╭──

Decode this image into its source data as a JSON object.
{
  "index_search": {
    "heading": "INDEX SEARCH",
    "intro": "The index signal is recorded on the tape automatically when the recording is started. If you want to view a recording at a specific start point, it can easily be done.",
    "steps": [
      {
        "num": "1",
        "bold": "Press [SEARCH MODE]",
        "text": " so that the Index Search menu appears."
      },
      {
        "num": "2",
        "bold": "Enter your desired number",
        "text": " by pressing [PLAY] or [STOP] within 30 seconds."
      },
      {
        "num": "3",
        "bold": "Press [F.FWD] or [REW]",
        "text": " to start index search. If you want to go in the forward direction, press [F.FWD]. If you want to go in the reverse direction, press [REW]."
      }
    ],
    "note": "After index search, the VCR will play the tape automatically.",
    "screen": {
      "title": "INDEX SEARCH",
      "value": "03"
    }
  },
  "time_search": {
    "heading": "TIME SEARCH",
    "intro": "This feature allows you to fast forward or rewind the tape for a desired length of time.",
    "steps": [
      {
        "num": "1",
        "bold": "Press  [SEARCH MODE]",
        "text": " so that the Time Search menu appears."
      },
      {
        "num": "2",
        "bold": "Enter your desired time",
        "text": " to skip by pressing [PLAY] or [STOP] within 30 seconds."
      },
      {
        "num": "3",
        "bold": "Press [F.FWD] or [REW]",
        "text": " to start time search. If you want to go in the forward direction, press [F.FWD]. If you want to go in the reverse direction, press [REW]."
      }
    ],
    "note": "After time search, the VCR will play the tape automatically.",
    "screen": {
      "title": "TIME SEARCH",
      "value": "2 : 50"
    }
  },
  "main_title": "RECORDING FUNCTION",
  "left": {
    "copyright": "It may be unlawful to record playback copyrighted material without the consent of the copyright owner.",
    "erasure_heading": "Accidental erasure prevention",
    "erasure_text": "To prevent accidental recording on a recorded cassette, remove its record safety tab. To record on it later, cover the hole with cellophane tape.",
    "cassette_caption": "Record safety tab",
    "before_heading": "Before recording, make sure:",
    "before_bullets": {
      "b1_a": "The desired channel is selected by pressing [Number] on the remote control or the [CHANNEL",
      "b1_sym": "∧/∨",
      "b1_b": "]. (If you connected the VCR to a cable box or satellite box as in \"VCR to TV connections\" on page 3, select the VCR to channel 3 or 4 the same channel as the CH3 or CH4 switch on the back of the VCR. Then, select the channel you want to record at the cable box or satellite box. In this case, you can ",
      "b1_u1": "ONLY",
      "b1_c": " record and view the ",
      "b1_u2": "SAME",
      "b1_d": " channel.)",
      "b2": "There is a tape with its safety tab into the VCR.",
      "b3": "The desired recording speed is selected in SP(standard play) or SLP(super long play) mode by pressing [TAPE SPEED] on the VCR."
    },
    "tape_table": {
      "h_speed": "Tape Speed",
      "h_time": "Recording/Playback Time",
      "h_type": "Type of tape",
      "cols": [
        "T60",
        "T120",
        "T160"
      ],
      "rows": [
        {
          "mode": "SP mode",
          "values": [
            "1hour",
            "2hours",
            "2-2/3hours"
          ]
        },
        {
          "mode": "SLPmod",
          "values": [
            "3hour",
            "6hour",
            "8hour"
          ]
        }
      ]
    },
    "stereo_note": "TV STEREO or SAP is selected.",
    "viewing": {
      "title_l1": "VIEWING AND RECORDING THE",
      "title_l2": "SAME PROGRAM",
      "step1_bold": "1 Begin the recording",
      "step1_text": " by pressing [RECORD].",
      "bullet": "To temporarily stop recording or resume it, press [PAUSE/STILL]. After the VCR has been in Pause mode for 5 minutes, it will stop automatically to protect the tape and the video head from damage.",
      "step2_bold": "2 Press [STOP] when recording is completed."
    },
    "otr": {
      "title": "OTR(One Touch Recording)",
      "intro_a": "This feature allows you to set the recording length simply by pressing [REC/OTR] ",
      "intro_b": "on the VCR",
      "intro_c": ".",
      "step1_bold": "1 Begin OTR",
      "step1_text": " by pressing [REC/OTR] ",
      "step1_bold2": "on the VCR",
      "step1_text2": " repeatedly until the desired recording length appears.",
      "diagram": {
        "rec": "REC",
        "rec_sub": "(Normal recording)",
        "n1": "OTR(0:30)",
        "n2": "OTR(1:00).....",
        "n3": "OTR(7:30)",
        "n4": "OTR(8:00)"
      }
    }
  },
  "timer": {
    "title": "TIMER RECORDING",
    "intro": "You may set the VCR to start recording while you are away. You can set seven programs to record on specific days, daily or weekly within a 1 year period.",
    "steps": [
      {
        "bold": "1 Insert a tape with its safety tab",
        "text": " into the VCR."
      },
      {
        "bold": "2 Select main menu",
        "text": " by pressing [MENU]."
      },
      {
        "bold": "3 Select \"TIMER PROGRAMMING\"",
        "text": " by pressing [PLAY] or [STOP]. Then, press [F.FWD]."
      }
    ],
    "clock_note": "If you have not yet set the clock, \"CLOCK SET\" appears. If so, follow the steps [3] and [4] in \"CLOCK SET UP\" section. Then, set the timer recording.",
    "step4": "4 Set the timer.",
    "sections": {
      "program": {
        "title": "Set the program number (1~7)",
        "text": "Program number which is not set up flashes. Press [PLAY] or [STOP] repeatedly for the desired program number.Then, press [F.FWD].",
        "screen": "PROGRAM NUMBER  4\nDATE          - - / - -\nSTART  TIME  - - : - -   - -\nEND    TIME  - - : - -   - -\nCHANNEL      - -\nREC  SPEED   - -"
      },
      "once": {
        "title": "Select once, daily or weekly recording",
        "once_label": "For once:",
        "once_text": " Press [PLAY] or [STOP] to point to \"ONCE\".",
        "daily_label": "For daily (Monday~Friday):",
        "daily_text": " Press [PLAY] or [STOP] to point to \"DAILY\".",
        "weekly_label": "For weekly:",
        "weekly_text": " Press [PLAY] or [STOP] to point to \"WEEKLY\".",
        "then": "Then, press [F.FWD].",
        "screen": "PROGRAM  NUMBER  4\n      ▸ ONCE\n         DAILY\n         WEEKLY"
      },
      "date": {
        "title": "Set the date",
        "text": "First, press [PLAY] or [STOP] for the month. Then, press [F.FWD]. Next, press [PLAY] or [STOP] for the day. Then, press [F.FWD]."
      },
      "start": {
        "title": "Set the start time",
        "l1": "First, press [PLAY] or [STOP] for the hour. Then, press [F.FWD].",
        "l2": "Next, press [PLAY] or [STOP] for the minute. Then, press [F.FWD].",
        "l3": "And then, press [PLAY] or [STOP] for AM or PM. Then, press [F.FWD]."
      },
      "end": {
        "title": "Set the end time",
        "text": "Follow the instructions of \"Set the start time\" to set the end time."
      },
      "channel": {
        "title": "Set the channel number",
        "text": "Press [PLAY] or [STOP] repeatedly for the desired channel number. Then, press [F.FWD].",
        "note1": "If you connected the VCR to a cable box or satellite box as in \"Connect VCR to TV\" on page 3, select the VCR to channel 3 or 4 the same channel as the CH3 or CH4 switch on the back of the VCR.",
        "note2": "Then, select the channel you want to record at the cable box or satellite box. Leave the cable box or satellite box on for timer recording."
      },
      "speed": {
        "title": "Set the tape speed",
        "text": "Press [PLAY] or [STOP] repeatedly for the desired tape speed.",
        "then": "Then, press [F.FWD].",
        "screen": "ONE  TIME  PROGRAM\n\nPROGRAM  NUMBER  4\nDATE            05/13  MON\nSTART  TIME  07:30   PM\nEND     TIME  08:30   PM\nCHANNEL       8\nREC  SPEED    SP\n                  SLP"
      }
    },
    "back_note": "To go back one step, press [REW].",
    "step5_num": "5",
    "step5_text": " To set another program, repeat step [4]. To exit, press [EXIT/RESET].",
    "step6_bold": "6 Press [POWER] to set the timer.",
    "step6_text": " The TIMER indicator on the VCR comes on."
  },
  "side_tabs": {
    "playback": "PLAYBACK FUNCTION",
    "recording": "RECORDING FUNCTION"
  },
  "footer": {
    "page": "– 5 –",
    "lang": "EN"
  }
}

╰──

Using the records above, select and copy every line that has the word "Begin".

CORRECT RESPONSE:
      "step1_bold": "1 Begin the recording",
      "step1_bold": "1 Begin OTR",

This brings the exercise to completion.